▶ [TASK OBJECTIVE]: Reproduce every line of the records below verbatim, changing nothing.

:: DATASET

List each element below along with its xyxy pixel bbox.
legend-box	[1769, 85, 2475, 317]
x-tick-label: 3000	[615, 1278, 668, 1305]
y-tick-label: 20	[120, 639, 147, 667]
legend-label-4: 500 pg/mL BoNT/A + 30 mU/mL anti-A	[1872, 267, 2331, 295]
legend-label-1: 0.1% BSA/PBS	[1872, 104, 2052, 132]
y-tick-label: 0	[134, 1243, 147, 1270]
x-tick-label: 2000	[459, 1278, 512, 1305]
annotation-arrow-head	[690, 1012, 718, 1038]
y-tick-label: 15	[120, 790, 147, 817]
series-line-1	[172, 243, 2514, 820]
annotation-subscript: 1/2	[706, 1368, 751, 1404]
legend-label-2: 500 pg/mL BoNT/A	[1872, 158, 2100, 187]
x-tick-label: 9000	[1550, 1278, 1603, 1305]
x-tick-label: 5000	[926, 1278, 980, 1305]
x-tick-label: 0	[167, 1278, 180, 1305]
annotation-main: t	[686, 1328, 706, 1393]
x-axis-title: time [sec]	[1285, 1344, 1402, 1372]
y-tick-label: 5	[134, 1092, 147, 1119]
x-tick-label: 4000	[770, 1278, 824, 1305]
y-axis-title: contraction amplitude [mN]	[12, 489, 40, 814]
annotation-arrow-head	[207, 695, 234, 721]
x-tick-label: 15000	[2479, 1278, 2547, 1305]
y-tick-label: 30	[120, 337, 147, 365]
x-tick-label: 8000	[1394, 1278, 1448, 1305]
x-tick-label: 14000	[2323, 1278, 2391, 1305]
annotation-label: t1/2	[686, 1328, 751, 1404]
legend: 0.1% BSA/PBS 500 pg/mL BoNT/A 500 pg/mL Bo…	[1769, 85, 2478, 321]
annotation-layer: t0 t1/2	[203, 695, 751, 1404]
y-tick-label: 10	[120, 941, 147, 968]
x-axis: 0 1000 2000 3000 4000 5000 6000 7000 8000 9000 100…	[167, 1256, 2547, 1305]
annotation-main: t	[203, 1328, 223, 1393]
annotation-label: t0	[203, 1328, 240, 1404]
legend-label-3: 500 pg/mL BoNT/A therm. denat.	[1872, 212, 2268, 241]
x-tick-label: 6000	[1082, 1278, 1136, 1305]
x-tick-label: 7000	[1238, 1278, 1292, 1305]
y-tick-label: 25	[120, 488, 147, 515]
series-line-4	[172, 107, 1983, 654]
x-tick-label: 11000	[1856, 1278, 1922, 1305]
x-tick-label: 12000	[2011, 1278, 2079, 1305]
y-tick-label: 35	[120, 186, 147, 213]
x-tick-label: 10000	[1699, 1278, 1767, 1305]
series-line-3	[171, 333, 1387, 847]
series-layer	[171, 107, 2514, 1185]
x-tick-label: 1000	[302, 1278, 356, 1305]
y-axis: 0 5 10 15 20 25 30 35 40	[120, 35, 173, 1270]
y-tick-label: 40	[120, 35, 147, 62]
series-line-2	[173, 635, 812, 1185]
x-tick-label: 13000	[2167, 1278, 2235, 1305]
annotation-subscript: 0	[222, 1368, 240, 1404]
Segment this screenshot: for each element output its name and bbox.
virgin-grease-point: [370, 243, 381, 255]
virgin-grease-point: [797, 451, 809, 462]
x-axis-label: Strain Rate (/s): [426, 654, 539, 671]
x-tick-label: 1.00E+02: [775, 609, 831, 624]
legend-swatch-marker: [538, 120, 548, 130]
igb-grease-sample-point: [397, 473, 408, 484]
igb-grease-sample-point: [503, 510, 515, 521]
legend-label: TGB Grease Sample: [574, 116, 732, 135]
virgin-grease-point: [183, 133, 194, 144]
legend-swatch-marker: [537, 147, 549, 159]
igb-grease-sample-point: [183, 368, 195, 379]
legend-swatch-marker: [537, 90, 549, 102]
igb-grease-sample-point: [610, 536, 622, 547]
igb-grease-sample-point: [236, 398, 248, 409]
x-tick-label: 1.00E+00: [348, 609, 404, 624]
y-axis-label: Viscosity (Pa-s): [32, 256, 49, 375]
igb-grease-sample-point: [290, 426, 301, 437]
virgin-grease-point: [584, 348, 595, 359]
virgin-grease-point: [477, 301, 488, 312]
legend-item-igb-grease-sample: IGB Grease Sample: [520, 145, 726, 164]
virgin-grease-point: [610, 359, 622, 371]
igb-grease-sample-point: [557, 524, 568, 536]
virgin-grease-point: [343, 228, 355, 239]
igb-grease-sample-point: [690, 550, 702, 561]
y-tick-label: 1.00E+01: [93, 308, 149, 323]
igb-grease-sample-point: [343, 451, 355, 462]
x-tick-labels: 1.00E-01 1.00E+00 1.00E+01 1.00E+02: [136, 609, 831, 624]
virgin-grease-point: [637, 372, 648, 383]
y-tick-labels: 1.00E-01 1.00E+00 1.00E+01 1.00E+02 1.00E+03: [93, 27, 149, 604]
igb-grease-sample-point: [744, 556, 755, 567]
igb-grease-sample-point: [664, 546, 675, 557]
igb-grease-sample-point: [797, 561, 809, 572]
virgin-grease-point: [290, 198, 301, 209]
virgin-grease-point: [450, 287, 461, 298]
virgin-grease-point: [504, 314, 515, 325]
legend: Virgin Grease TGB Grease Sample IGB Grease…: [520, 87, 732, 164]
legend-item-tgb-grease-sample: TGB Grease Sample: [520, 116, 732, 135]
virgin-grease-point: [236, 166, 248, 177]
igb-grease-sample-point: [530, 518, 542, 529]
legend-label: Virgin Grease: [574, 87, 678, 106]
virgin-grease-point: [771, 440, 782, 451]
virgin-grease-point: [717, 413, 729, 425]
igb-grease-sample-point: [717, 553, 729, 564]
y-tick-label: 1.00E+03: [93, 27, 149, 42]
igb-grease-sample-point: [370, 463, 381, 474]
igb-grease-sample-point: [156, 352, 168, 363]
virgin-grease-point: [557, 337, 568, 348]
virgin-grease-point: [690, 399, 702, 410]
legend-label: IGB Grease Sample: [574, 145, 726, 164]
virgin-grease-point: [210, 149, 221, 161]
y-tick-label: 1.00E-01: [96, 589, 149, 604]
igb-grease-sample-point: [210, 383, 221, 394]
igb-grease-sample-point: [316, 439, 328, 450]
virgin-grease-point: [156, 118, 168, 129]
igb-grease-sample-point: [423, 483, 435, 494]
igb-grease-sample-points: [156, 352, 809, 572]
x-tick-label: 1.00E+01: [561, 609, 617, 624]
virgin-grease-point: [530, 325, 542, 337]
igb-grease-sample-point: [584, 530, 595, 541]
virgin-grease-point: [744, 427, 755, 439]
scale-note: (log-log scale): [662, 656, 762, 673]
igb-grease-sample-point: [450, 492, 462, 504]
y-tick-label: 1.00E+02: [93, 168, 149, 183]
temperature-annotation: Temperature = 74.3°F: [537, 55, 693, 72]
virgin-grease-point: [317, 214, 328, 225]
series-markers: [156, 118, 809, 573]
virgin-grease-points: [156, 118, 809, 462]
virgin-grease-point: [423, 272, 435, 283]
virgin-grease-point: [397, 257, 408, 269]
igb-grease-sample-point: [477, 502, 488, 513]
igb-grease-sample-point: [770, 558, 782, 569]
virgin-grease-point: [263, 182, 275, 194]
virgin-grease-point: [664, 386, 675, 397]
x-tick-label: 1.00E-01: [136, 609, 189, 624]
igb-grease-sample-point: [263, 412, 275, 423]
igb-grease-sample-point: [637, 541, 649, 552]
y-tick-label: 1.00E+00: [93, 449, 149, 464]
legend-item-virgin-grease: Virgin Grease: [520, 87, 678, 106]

::::

▶ [CORRECT OUTPUT]:
List each element below along with its xyxy pixel bbox.
legend-box	[1769, 85, 2475, 317]
x-tick-label: 3000	[615, 1278, 668, 1305]
y-tick-label: 20	[120, 639, 147, 667]
legend-label-4: 500 pg/mL BoNT/A + 30 mU/mL anti-A	[1872, 267, 2331, 295]
legend-label-1: 0.1% BSA/PBS	[1872, 104, 2052, 132]
y-tick-label: 0	[134, 1243, 147, 1270]
x-tick-label: 2000	[459, 1278, 512, 1305]
annotation-arrow-head	[690, 1012, 718, 1038]
y-tick-label: 15	[120, 790, 147, 817]
series-line-1	[172, 243, 2514, 820]
annotation-subscript: 1/2	[706, 1368, 751, 1404]
legend-label-2: 500 pg/mL BoNT/A	[1872, 158, 2100, 187]
x-tick-label: 9000	[1550, 1278, 1603, 1305]
x-tick-label: 5000	[926, 1278, 980, 1305]
x-tick-label: 0	[167, 1278, 180, 1305]
annotation-main: t	[686, 1328, 706, 1393]
x-axis-title: time [sec]	[1285, 1344, 1402, 1372]
y-tick-label: 5	[134, 1092, 147, 1119]
x-tick-label: 4000	[770, 1278, 824, 1305]
y-axis-title: contraction amplitude [mN]	[12, 489, 40, 814]
annotation-arrow-head	[207, 695, 234, 721]
x-tick-label: 15000	[2479, 1278, 2547, 1305]
y-tick-label: 30	[120, 337, 147, 365]
x-tick-label: 8000	[1394, 1278, 1448, 1305]
x-tick-label: 14000	[2323, 1278, 2391, 1305]
annotation-label: t1/2	[686, 1328, 751, 1404]
legend: 0.1% BSA/PBS 500 pg/mL BoNT/A 500 pg/mL Bo…	[1769, 85, 2478, 321]
annotation-layer: t0 t1/2	[203, 695, 751, 1404]
y-tick-label: 10	[120, 941, 147, 968]
x-axis: 0 1000 2000 3000 4000 5000 6000 7000 8000 9000 100…	[167, 1256, 2547, 1305]
annotation-main: t	[203, 1328, 223, 1393]
annotation-label: t0	[203, 1328, 240, 1404]
legend-label-3: 500 pg/mL BoNT/A therm. denat.	[1872, 212, 2268, 241]
x-tick-label: 6000	[1082, 1278, 1136, 1305]
x-tick-label: 7000	[1238, 1278, 1292, 1305]
y-tick-label: 25	[120, 488, 147, 515]
series-line-4	[172, 107, 1983, 654]
x-tick-label: 11000	[1856, 1278, 1922, 1305]
x-tick-label: 12000	[2011, 1278, 2079, 1305]
y-tick-label: 35	[120, 186, 147, 213]
x-tick-label: 10000	[1699, 1278, 1767, 1305]
series-line-3	[171, 333, 1387, 847]
series-layer	[171, 107, 2514, 1185]
x-tick-label: 1000	[302, 1278, 356, 1305]
y-axis: 0 5 10 15 20 25 30 35 40	[120, 35, 173, 1270]
y-tick-label: 40	[120, 35, 147, 62]
series-line-2	[173, 635, 812, 1185]
x-tick-label: 13000	[2167, 1278, 2235, 1305]
annotation-subscript: 0	[222, 1368, 240, 1404]
Segment this screenshot: for each element output its name and bbox.
virgin-grease-point: [370, 243, 381, 255]
virgin-grease-point: [797, 451, 809, 462]
x-axis-label: Strain Rate (/s): [426, 654, 539, 671]
x-tick-label: 1.00E+02: [775, 609, 831, 624]
legend-swatch-marker: [538, 120, 548, 130]
igb-grease-sample-point: [397, 473, 408, 484]
igb-grease-sample-point: [503, 510, 515, 521]
legend-label: TGB Grease Sample: [574, 116, 732, 135]
virgin-grease-point: [183, 133, 194, 144]
legend-swatch-marker: [537, 147, 549, 159]
igb-grease-sample-point: [183, 368, 195, 379]
legend-swatch-marker: [537, 90, 549, 102]
igb-grease-sample-point: [610, 536, 622, 547]
igb-grease-sample-point: [236, 398, 248, 409]
x-tick-label: 1.00E+00: [348, 609, 404, 624]
y-axis-label: Viscosity (Pa-s): [32, 256, 49, 375]
igb-grease-sample-point: [290, 426, 301, 437]
virgin-grease-point: [584, 348, 595, 359]
virgin-grease-point: [477, 301, 488, 312]
legend-item-igb-grease-sample: IGB Grease Sample: [520, 145, 726, 164]
virgin-grease-point: [610, 359, 622, 371]
igb-grease-sample-point: [557, 524, 568, 536]
virgin-grease-point: [343, 228, 355, 239]
igb-grease-sample-point: [690, 550, 702, 561]
y-tick-label: 1.00E+01: [93, 308, 149, 323]
igb-grease-sample-point: [343, 451, 355, 462]
x-tick-labels: 1.00E-01 1.00E+00 1.00E+01 1.00E+02: [136, 609, 831, 624]
virgin-grease-point: [637, 372, 648, 383]
y-tick-labels: 1.00E-01 1.00E+00 1.00E+01 1.00E+02 1.00E+03: [93, 27, 149, 604]
igb-grease-sample-point: [744, 556, 755, 567]
igb-grease-sample-point: [664, 546, 675, 557]
igb-grease-sample-point: [797, 561, 809, 572]
virgin-grease-point: [290, 198, 301, 209]
virgin-grease-point: [450, 287, 461, 298]
virgin-grease-point: [504, 314, 515, 325]
legend: Virgin Grease TGB Grease Sample IGB Grease…: [520, 87, 732, 164]
legend-item-tgb-grease-sample: TGB Grease Sample: [520, 116, 732, 135]
virgin-grease-point: [236, 166, 248, 177]
igb-grease-sample-point: [530, 518, 542, 529]
legend-label: Virgin Grease: [574, 87, 678, 106]
virgin-grease-point: [771, 440, 782, 451]
virgin-grease-point: [717, 413, 729, 425]
igb-grease-sample-point: [717, 553, 729, 564]
y-tick-label: 1.00E+03: [93, 27, 149, 42]
igb-grease-sample-point: [370, 463, 381, 474]
igb-grease-sample-point: [156, 352, 168, 363]
virgin-grease-point: [557, 337, 568, 348]
virgin-grease-point: [690, 399, 702, 410]
legend-label: IGB Grease Sample: [574, 145, 726, 164]
virgin-grease-point: [210, 149, 221, 161]
y-tick-label: 1.00E-01: [96, 589, 149, 604]
igb-grease-sample-point: [210, 383, 221, 394]
igb-grease-sample-point: [316, 439, 328, 450]
virgin-grease-point: [156, 118, 168, 129]
igb-grease-sample-point: [423, 483, 435, 494]
igb-grease-sample-points: [156, 352, 809, 572]
x-tick-label: 1.00E+01: [561, 609, 617, 624]
virgin-grease-point: [530, 325, 542, 337]
igb-grease-sample-point: [584, 530, 595, 541]
virgin-grease-point: [744, 427, 755, 439]
scale-note: (log-log scale): [662, 656, 762, 673]
igb-grease-sample-point: [450, 492, 462, 504]
y-tick-label: 1.00E+02: [93, 168, 149, 183]
temperature-annotation: Temperature = 74.3°F: [537, 55, 693, 72]
virgin-grease-point: [317, 214, 328, 225]
series-markers: [156, 118, 809, 573]
virgin-grease-points: [156, 118, 809, 462]
virgin-grease-point: [423, 272, 435, 283]
virgin-grease-point: [397, 257, 408, 269]
igb-grease-sample-point: [477, 502, 488, 513]
igb-grease-sample-point: [770, 558, 782, 569]
virgin-grease-point: [263, 182, 275, 194]
virgin-grease-point: [664, 386, 675, 397]
x-tick-label: 1.00E-01: [136, 609, 189, 624]
igb-grease-sample-point: [263, 412, 275, 423]
igb-grease-sample-point: [637, 541, 649, 552]
y-tick-label: 1.00E+00: [93, 449, 149, 464]
legend-item-virgin-grease: Virgin Grease: [520, 87, 678, 106]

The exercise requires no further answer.